Check each line of the records below and collect those that include the word "Рисунок".
• • • • • • •
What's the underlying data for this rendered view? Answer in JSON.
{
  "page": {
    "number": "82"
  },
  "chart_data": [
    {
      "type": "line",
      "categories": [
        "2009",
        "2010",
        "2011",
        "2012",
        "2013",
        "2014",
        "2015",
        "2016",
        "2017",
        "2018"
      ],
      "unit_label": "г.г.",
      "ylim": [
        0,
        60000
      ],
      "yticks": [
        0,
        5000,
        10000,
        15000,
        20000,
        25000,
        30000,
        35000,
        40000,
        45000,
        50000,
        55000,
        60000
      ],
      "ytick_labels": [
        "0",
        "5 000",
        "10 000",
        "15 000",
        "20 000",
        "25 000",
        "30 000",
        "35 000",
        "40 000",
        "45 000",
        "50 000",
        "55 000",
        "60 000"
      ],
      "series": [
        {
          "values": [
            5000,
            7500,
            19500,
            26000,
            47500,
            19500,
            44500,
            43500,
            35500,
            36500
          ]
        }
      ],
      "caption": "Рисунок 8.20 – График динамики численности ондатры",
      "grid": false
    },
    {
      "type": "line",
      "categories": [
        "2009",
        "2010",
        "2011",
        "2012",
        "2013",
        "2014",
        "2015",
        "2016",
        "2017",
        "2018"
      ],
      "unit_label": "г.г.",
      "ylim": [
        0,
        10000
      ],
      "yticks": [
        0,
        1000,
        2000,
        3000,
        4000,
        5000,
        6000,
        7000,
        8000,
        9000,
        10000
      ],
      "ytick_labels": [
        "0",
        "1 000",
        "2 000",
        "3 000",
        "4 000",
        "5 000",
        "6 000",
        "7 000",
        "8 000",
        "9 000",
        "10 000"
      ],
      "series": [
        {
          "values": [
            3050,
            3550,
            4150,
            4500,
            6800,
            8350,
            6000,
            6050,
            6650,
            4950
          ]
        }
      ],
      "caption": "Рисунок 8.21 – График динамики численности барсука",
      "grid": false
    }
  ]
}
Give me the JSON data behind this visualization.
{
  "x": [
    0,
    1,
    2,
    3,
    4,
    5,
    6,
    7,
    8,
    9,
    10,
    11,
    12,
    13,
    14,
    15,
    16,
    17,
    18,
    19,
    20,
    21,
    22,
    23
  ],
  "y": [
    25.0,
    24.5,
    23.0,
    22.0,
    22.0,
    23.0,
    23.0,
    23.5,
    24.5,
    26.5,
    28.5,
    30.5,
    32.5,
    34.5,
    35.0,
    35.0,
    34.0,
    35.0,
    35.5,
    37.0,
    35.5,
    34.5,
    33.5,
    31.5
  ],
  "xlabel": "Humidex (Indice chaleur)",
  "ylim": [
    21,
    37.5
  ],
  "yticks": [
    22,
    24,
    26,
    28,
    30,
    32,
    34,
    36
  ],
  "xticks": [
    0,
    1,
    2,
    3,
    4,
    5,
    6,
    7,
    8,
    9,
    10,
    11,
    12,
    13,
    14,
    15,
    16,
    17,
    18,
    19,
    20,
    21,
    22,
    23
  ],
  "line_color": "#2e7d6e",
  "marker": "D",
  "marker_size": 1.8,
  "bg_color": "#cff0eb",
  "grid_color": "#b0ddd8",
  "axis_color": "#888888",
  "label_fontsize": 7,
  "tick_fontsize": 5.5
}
• • • • • • •
The answer.
      "caption": "Рисунок 8.20 – График динамики численности ондатры",
      "caption": "Рисунок 8.21 – График динамики численности барсука",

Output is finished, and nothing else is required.